[Exercise prompt]
Identify each line below that contains the word "Необходимые", and copy it out.

(Stored items)
+++++
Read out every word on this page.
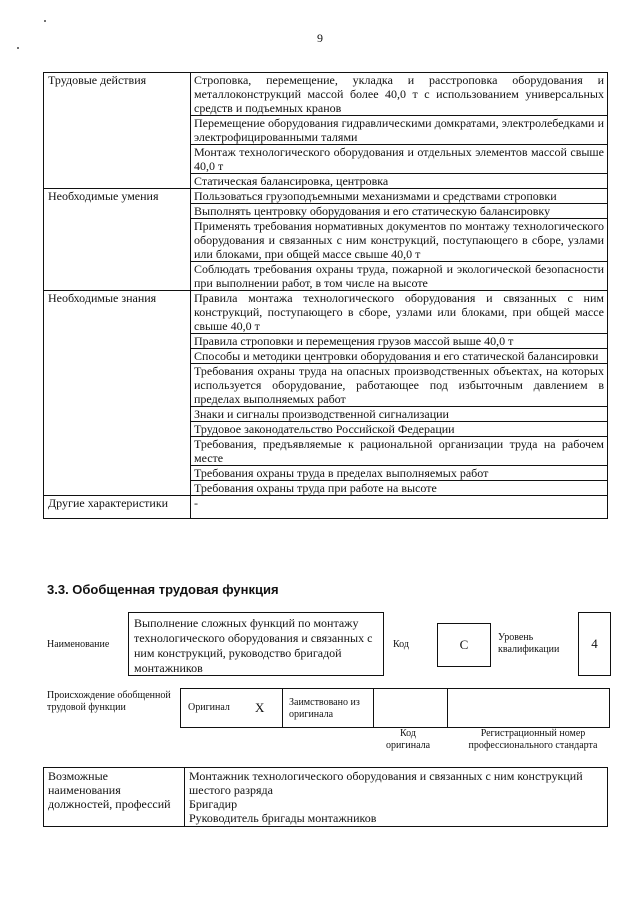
9
Трудовые действия	Строповка, перемещение, укладка и расстроповка оборудования и металлоконструкций массой более 40,0 т с использованием универсальных средств и подъемных кранов
	Перемещение оборудования гидравлическими домкратами, электролебедками и электрофицированными талями
	Монтаж технологического оборудования и отдельных элементов массой свыше 40,0 т
	Статическая балансировка, центровка
Необходимые умения	Пользоваться грузоподъемными механизмами и средствами строповки
	Выполнять центровку оборудования и его статическую балансировку
	Применять требования нормативных документов по монтажу технологического оборудования и связанных с ним конструкций, поступающего в сборе, узлами или блоками, при общей массе свыше 40,0 т
	Соблюдать требования охраны труда, пожарной и экологической безопасности при выполнении работ, в том числе на высоте
Необходимые знания	Правила монтажа технологического оборудования и связанных с ним конструкций, поступающего в сборе, узлами или блоками, при общей массе свыше 40,0 т
	Правила строповки и перемещения грузов массой выше 40,0 т
	Способы и методики центровки оборудования и его статической балансировки
	Требования охраны труда на опасных производственных объектах, на которых используется оборудование, работающее под избыточным давлением в пределах выполняемых работ
	Знаки и сигналы производственной сигнализации
	Трудовое законодательство Российской Федерации
	Требования, предъявляемые к рациональной организации труда на рабочем месте
	Требования охраны труда в пределах выполняемых работ
	Требования охраны труда при работе на высоте
Другие характеристики	-
3.3. Обобщенная трудовая функция
Наименование
Выполнение сложных функций по монтажу технологического оборудования и связанных с ним конструкций, руководство бригадой монтажников
Код	С	Уровень квалификации	4
Происхождение обобщенной трудовой функции	Оригинал Х Заимствовано из оригинала
Код оригинала
Регистрационный номер профессионального стандарта
Возможные наименования должностей, профессий	
Монтажник технологического оборудования и связанных с ним конструкций шестого разряда
Бригадир
Руководитель бригады монтажников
+++++
[Result for this exercise]
Необходимые умения	Пользоваться грузоподъемными механизмами и средствами строповки
Необходимые знания	Правила монтажа технологического оборудования и связанных с ним конструкций, поступающего в сборе, узлами или блоками, при общей массе свыше 40,0 т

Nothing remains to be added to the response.